# EXERCISE PROMPT:
Return all the data below as it stands, minus the pictures.

# DATA LINES:
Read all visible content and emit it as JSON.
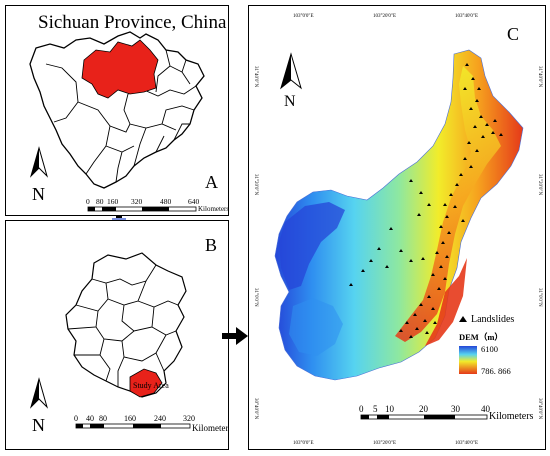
{
  "panel_a": {
    "title": "Sichuan Province, China",
    "letter": "A",
    "north": "N",
    "scale_ticks": [
      "0",
      "80",
      "160",
      "320",
      "480",
      "640"
    ],
    "scale_unit": "Kilometers"
  },
  "panel_b": {
    "letter": "B",
    "north": "N",
    "study_area_label": "Study Area",
    "scale_ticks": [
      "0",
      "40",
      "80",
      "160",
      "240",
      "320"
    ],
    "scale_unit": "Kilometers"
  },
  "panel_c": {
    "letter": "C",
    "north": "N",
    "top_ticks": [
      "103°0'0\"E",
      "103°20'0\"E",
      "103°40'0\"E"
    ],
    "bottom_ticks": [
      "103°0'0\"E",
      "103°20'0\"E",
      "103°40'0\"E"
    ],
    "left_ticks": [
      "31°40'0\"N",
      "31°20'0\"N",
      "31°0'0\"N",
      "30°40'0\"N"
    ],
    "right_ticks": [
      "31°40'0\"N",
      "31°20'0\"N",
      "31°0'0\"N",
      "30°40'0\"N"
    ],
    "legend": {
      "landslides_label": "Landslides",
      "dem_label": "DEM（m）",
      "dem_max": "6100",
      "dem_min": "786. 866"
    },
    "scale_ticks": [
      "0",
      "5",
      "10",
      "20",
      "30",
      "40"
    ],
    "scale_unit": "Kilometers"
  },
  "colors": {
    "highlight": "#e8221a",
    "dem_low": "#d2311a",
    "dem_mid": "#f5e61e",
    "dem_high": "#1f4fd6",
    "arrow": "#000000"
  }
}
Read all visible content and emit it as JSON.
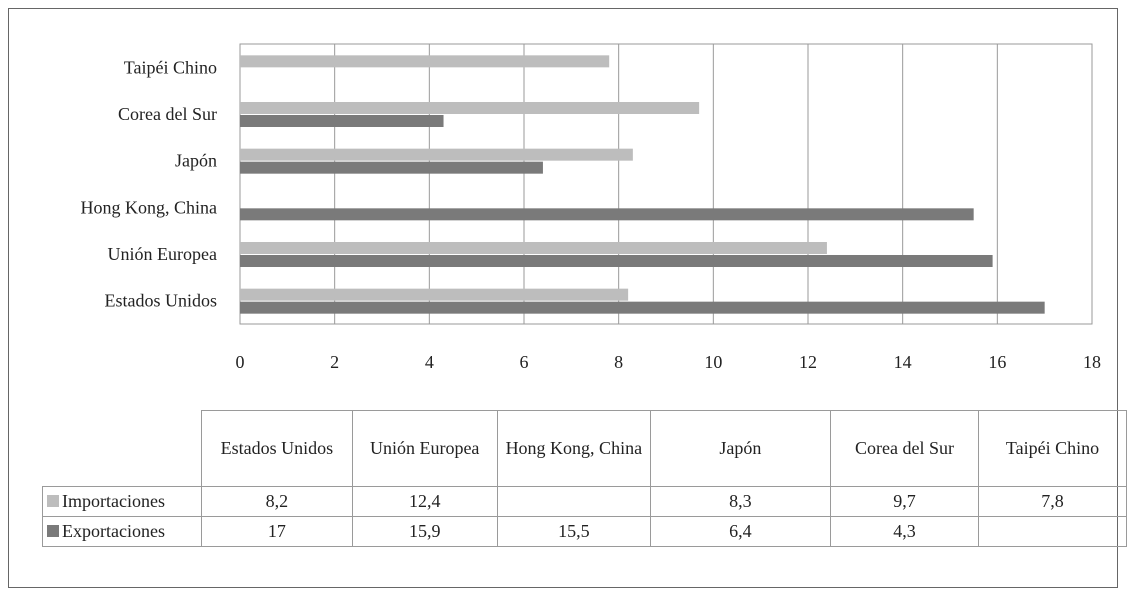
{
  "chart_data": {
    "type": "bar",
    "orientation": "horizontal",
    "categories": [
      "Estados Unidos",
      "Unión Europea",
      "Hong Kong, China",
      "Japón",
      "Corea del Sur",
      "Taipéi Chino"
    ],
    "series": [
      {
        "name": "Importaciones",
        "color": "#bdbdbd",
        "values": [
          8.2,
          12.4,
          null,
          8.3,
          9.7,
          7.8
        ]
      },
      {
        "name": "Exportaciones",
        "color": "#7a7a7a",
        "values": [
          17,
          15.9,
          15.5,
          6.4,
          4.3,
          null
        ]
      }
    ],
    "xlim": [
      0,
      18
    ],
    "xticks": [
      "0",
      "2",
      "4",
      "6",
      "8",
      "10",
      "12",
      "14",
      "16",
      "18"
    ],
    "grid": "vertical",
    "legend": "data-table"
  },
  "table": {
    "headers": [
      "Estados Unidos",
      "Unión Europea",
      "Hong Kong, China",
      "Japón",
      "Corea del Sur",
      "Taipéi Chino"
    ],
    "rows": [
      {
        "label": "Importaciones",
        "color": "#bdbdbd",
        "cells": [
          "8,2",
          "12,4",
          "",
          "8,3",
          "9,7",
          "7,8"
        ]
      },
      {
        "label": "Exportaciones",
        "color": "#7a7a7a",
        "cells": [
          "17",
          "15,9",
          "15,5",
          "6,4",
          "4,3",
          ""
        ]
      }
    ]
  }
}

# FULL RESPONSE:
Read all visible content and emit it as JSON.
{
  "panel_a": {
    "title": "Sichuan Province, China",
    "letter": "A",
    "north": "N",
    "scale_ticks": [
      "0",
      "80",
      "160",
      "320",
      "480",
      "640"
    ],
    "scale_unit": "Kilometers"
  },
  "panel_b": {
    "letter": "B",
    "north": "N",
    "study_area_label": "Study Area",
    "scale_ticks": [
      "0",
      "40",
      "80",
      "160",
      "240",
      "320"
    ],
    "scale_unit": "Kilometers"
  },
  "panel_c": {
    "letter": "C",
    "north": "N",
    "top_ticks": [
      "103°0'0\"E",
      "103°20'0\"E",
      "103°40'0\"E"
    ],
    "bottom_ticks": [
      "103°0'0\"E",
      "103°20'0\"E",
      "103°40'0\"E"
    ],
    "left_ticks": [
      "31°40'0\"N",
      "31°20'0\"N",
      "31°0'0\"N",
      "30°40'0\"N"
    ],
    "right_ticks": [
      "31°40'0\"N",
      "31°20'0\"N",
      "31°0'0\"N",
      "30°40'0\"N"
    ],
    "legend": {
      "landslides_label": "Landslides",
      "dem_label": "DEM（m）",
      "dem_max": "6100",
      "dem_min": "786. 866"
    },
    "scale_ticks": [
      "0",
      "5",
      "10",
      "20",
      "30",
      "40"
    ],
    "scale_unit": "Kilometers"
  },
  "colors": {
    "highlight": "#e8221a",
    "dem_low": "#d2311a",
    "dem_mid": "#f5e61e",
    "dem_high": "#1f4fd6",
    "arrow": "#000000"
  }
}
Read all visible content and emit it as JSON.
{
  "chart_data": {
    "type": "bar",
    "orientation": "horizontal",
    "categories": [
      "Estados Unidos",
      "Unión Europea",
      "Hong Kong, China",
      "Japón",
      "Corea del Sur",
      "Taipéi Chino"
    ],
    "series": [
      {
        "name": "Importaciones",
        "color": "#bdbdbd",
        "values": [
          8.2,
          12.4,
          null,
          8.3,
          9.7,
          7.8
        ]
      },
      {
        "name": "Exportaciones",
        "color": "#7a7a7a",
        "values": [
          17,
          15.9,
          15.5,
          6.4,
          4.3,
          null
        ]
      }
    ],
    "xlim": [
      0,
      18
    ],
    "xticks": [
      "0",
      "2",
      "4",
      "6",
      "8",
      "10",
      "12",
      "14",
      "16",
      "18"
    ],
    "grid": "vertical",
    "legend": "data-table"
  },
  "table": {
    "headers": [
      "Estados Unidos",
      "Unión Europea",
      "Hong Kong, China",
      "Japón",
      "Corea del Sur",
      "Taipéi Chino"
    ],
    "rows": [
      {
        "label": "Importaciones",
        "color": "#bdbdbd",
        "cells": [
          "8,2",
          "12,4",
          "",
          "8,3",
          "9,7",
          "7,8"
        ]
      },
      {
        "label": "Exportaciones",
        "color": "#7a7a7a",
        "cells": [
          "17",
          "15,9",
          "15,5",
          "6,4",
          "4,3",
          ""
        ]
      }
    ]
  }
}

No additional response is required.